Given instruction —
Write the data out again exactly, dropping any images it holds.

Records shown —

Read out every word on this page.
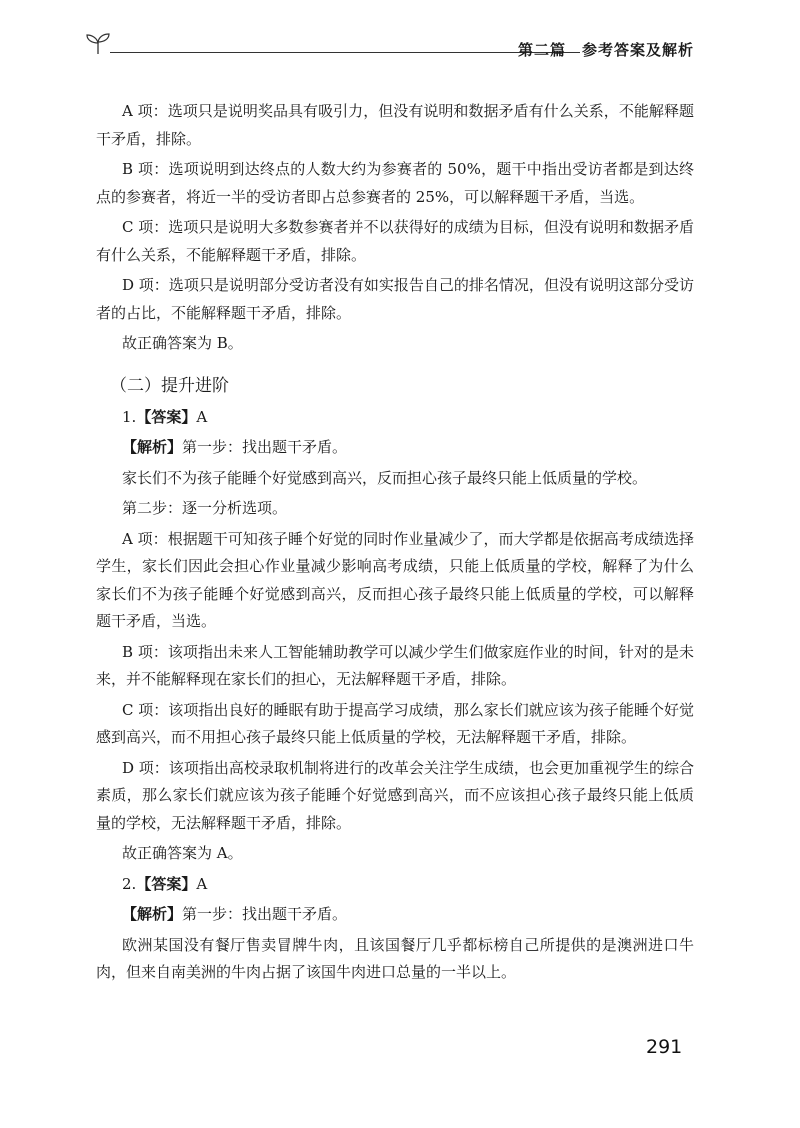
第二篇 参考答案及解析

A 项：选项只是说明奖品具有吸引力，但没有说明和数据矛盾有什么关系，不能解释题干矛盾，排除。

B 项：选项说明到达终点的人数大约为参赛者的 50%，题干中指出受访者都是到达终点的参赛者，将近一半的受访者即占总参赛者的 25%，可以解释题干矛盾，当选。

C 项：选项只是说明大多数参赛者并不以获得好的成绩为目标，但没有说明和数据矛盾有什么关系，不能解释题干矛盾，排除。

D 项：选项只是说明部分受访者没有如实报告自己的排名情况，但没有说明这部分受访者的占比，不能解释题干矛盾，排除。

故正确答案为 B。

（二）提升进阶

1.【答案】A

【解析】第一步：找出题干矛盾。

家长们不为孩子能睡个好觉感到高兴，反而担心孩子最终只能上低质量的学校。

第二步：逐一分析选项。

A 项：根据题干可知孩子睡个好觉的同时作业量减少了，而大学都是依据高考成绩选择学生，家长们因此会担心作业量减少影响高考成绩，只能上低质量的学校，解释了为什么家长们不为孩子能睡个好觉感到高兴，反而担心孩子最终只能上低质量的学校，可以解释题干矛盾，当选。

B 项：该项指出未来人工智能辅助教学可以减少学生们做家庭作业的时间，针对的是未来，并不能解释现在家长们的担心，无法解释题干矛盾，排除。

C 项：该项指出良好的睡眠有助于提高学习成绩，那么家长们就应该为孩子能睡个好觉感到高兴，而不用担心孩子最终只能上低质量的学校，无法解释题干矛盾，排除。

D 项：该项指出高校录取机制将进行的改革会关注学生成绩，也会更加重视学生的综合素质，那么家长们就应该为孩子能睡个好觉感到高兴，而不应该担心孩子最终只能上低质量的学校，无法解释题干矛盾，排除。

故正确答案为 A。

2.【答案】A

【解析】第一步：找出题干矛盾。

欧洲某国没有餐厅售卖冒牌牛肉，且该国餐厅几乎都标榜自己所提供的是澳洲进口牛肉，但来自南美洲的牛肉占据了该国牛肉进口总量的一半以上。

291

The response —
Read out every word on this page.
第二篇 参考答案及解析

A 项：选项只是说明奖品具有吸引力，但没有说明和数据矛盾有什么关系，不能解释题干矛盾，排除。

B 项：选项说明到达终点的人数大约为参赛者的 50%，题干中指出受访者都是到达终点的参赛者，将近一半的受访者即占总参赛者的 25%，可以解释题干矛盾，当选。

C 项：选项只是说明大多数参赛者并不以获得好的成绩为目标，但没有说明和数据矛盾有什么关系，不能解释题干矛盾，排除。

D 项：选项只是说明部分受访者没有如实报告自己的排名情况，但没有说明这部分受访者的占比，不能解释题干矛盾，排除。

故正确答案为 B。

（二）提升进阶

1.【答案】A

【解析】第一步：找出题干矛盾。

家长们不为孩子能睡个好觉感到高兴，反而担心孩子最终只能上低质量的学校。

第二步：逐一分析选项。

A 项：根据题干可知孩子睡个好觉的同时作业量减少了，而大学都是依据高考成绩选择学生，家长们因此会担心作业量减少影响高考成绩，只能上低质量的学校，解释了为什么家长们不为孩子能睡个好觉感到高兴，反而担心孩子最终只能上低质量的学校，可以解释题干矛盾，当选。

B 项：该项指出未来人工智能辅助教学可以减少学生们做家庭作业的时间，针对的是未来，并不能解释现在家长们的担心，无法解释题干矛盾，排除。

C 项：该项指出良好的睡眠有助于提高学习成绩，那么家长们就应该为孩子能睡个好觉感到高兴，而不用担心孩子最终只能上低质量的学校，无法解释题干矛盾，排除。

D 项：该项指出高校录取机制将进行的改革会关注学生成绩，也会更加重视学生的综合素质，那么家长们就应该为孩子能睡个好觉感到高兴，而不应该担心孩子最终只能上低质量的学校，无法解释题干矛盾，排除。

故正确答案为 A。

2.【答案】A

【解析】第一步：找出题干矛盾。

欧洲某国没有餐厅售卖冒牌牛肉，且该国餐厅几乎都标榜自己所提供的是澳洲进口牛肉，但来自南美洲的牛肉占据了该国牛肉进口总量的一半以上。

291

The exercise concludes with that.